>> begin Records for this task

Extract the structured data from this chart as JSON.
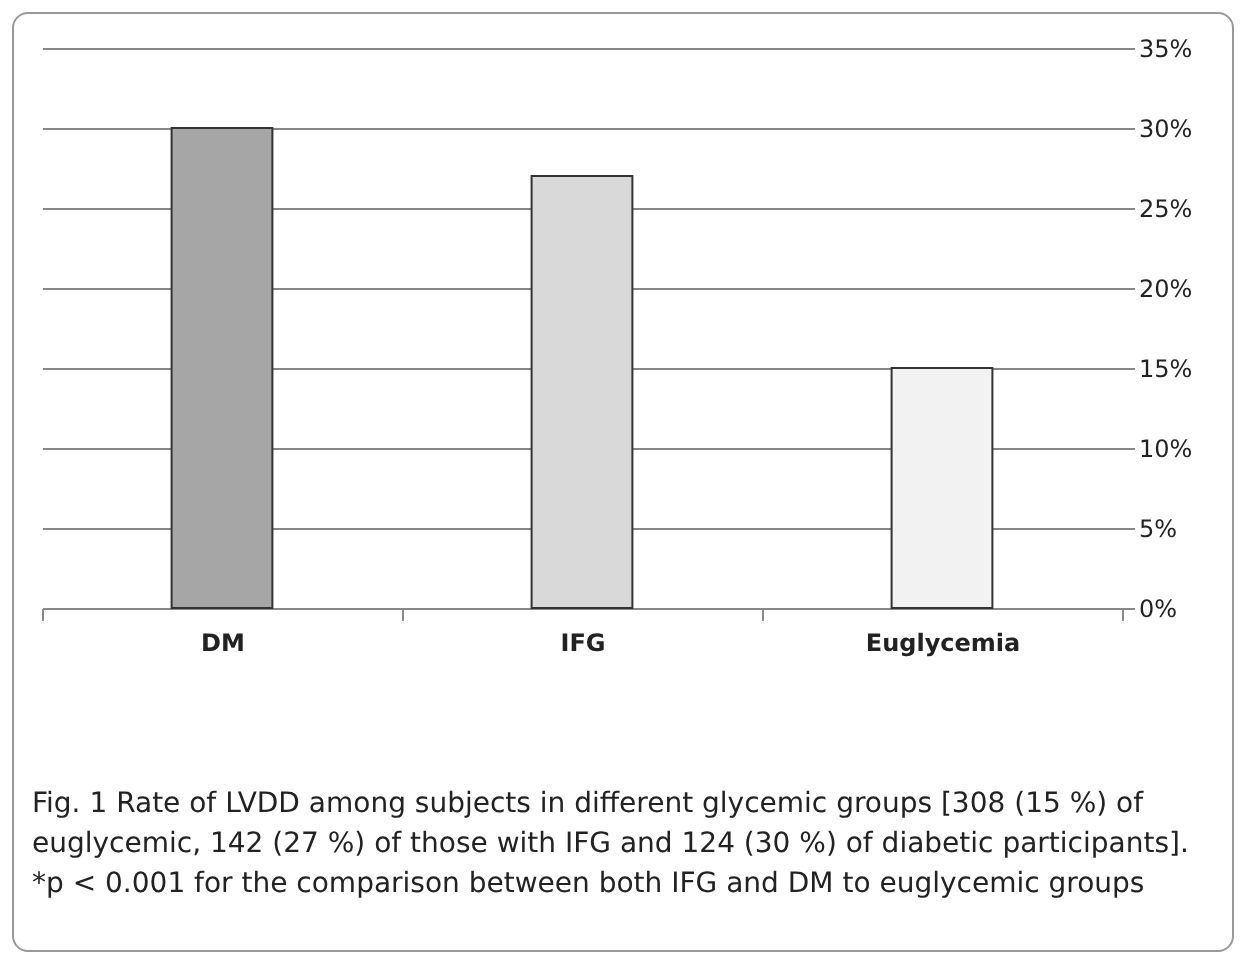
{
  "chart_data": {
    "type": "bar",
    "categories": [
      "DM",
      "IFG",
      "Euglycemia"
    ],
    "values": [
      30,
      27,
      15
    ],
    "colors": [
      "#a6a6a6",
      "#d9d9d9",
      "#f2f2f2"
    ],
    "ylim": [
      0,
      35
    ],
    "yticks": [
      {
        "value": 0,
        "label": "0%"
      },
      {
        "value": 5,
        "label": "5%"
      },
      {
        "value": 10,
        "label": "10%"
      },
      {
        "value": 15,
        "label": "15%"
      },
      {
        "value": 20,
        "label": "20%"
      },
      {
        "value": 25,
        "label": "25%"
      },
      {
        "value": 30,
        "label": "30%"
      },
      {
        "value": 35,
        "label": "35%"
      }
    ],
    "grid": "y",
    "annotations": [
      "Fig. 1  Rate of LVDD among subjects in different glycemic groups [308 (15 %) of euglycemic, 142 (27 %) of those with IFG and 124 (30 %) of diabetic participants]. *p < 0.001 for the comparison between both IFG and DM to euglycemic groups"
    ]
  }
}
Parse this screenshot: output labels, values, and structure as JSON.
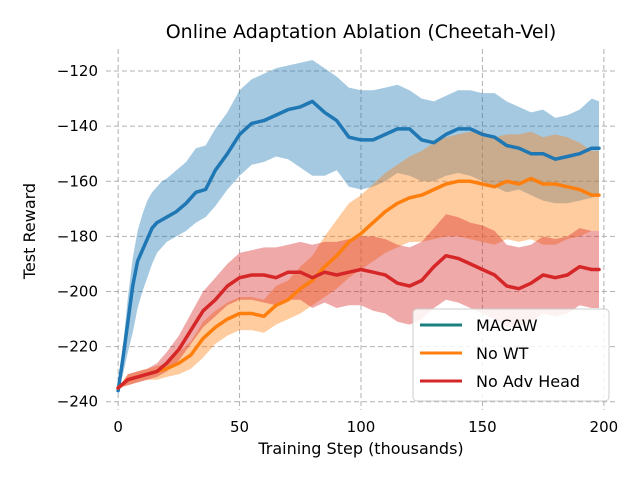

>> end Records for this task

## Required work:
Copy every line of the data word for word, omitting the images.

## Answer to the exercise:
Extract the structured data from this chart as JSON.
{
  "chart_data": {
    "type": "bar",
    "categories": [
      "DM",
      "IFG",
      "Euglycemia"
    ],
    "values": [
      30,
      27,
      15
    ],
    "colors": [
      "#a6a6a6",
      "#d9d9d9",
      "#f2f2f2"
    ],
    "ylim": [
      0,
      35
    ],
    "yticks": [
      {
        "value": 0,
        "label": "0%"
      },
      {
        "value": 5,
        "label": "5%"
      },
      {
        "value": 10,
        "label": "10%"
      },
      {
        "value": 15,
        "label": "15%"
      },
      {
        "value": 20,
        "label": "20%"
      },
      {
        "value": 25,
        "label": "25%"
      },
      {
        "value": 30,
        "label": "30%"
      },
      {
        "value": 35,
        "label": "35%"
      }
    ],
    "grid": "y",
    "annotations": [
      "Fig. 1  Rate of LVDD among subjects in different glycemic groups [308 (15 %) of euglycemic, 142 (27 %) of those with IFG and 124 (30 %) of diabetic participants]. *p < 0.001 for the comparison between both IFG and DM to euglycemic groups"
    ]
  }
}
Parse this screenshot: output labels, values, and structure as JSON.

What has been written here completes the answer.